→ **To be done**
Every line with the string "комиссии" should be gathered.

(Records)
·····

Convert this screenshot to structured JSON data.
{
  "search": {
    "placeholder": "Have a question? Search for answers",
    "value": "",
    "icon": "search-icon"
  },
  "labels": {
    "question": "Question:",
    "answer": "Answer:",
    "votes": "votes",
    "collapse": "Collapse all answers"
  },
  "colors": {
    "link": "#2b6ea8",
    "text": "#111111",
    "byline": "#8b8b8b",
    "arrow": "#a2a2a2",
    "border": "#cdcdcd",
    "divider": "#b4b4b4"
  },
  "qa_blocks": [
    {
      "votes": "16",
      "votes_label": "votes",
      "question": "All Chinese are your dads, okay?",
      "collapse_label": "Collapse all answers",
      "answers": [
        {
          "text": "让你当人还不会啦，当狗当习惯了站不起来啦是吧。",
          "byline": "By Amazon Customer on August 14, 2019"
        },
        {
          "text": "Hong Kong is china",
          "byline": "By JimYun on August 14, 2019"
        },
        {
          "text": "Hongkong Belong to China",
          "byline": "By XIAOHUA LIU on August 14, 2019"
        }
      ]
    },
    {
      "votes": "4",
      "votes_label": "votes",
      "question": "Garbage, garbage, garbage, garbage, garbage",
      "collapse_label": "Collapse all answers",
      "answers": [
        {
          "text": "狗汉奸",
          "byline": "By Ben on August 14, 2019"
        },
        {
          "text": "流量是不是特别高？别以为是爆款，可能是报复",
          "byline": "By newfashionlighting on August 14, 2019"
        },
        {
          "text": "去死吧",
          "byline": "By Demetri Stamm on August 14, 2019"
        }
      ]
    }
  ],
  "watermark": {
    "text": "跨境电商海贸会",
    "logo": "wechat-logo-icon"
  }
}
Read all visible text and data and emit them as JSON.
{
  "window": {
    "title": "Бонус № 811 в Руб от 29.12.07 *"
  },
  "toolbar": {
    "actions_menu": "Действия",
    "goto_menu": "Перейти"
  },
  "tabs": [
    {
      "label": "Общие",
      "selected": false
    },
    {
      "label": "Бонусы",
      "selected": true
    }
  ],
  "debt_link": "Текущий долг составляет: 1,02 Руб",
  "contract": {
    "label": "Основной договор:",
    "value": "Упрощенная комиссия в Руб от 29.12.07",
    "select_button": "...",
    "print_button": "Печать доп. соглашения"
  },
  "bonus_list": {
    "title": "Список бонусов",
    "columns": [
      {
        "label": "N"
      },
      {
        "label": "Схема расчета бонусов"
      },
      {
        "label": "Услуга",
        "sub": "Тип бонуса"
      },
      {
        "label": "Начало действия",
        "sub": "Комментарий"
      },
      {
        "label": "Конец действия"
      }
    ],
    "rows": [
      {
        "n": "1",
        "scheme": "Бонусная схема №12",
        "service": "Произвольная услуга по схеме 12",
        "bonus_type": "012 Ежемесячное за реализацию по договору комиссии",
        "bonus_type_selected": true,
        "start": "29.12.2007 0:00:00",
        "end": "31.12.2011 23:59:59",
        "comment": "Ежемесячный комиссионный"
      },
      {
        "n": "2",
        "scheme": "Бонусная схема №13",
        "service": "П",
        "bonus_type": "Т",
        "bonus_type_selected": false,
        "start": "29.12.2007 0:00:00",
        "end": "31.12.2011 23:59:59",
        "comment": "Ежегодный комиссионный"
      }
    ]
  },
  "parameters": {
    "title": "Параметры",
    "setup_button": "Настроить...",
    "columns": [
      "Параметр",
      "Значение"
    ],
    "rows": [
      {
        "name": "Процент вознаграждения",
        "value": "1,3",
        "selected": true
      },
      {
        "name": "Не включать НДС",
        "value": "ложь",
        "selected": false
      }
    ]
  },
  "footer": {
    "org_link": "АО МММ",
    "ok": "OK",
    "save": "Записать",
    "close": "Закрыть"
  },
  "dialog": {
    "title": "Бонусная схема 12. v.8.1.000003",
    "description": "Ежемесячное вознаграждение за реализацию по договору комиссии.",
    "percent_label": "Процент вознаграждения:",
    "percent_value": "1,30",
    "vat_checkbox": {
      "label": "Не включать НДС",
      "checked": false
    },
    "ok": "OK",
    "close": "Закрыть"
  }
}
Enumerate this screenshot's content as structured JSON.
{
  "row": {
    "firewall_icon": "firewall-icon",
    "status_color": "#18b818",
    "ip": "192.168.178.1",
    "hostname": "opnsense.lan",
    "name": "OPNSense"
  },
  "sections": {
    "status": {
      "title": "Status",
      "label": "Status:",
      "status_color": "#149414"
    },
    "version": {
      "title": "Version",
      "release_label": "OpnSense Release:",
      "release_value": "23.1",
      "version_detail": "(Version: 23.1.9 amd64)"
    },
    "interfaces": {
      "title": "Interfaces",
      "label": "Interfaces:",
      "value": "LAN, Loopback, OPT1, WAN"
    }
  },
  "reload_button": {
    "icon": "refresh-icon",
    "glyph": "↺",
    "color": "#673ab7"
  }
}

·····

→ **Complete output**
        "bonus_type": "012 Ежемесячное за реализацию по договору комиссии",
    "description": "Ежемесячное вознаграждение за реализацию по договору комиссии.",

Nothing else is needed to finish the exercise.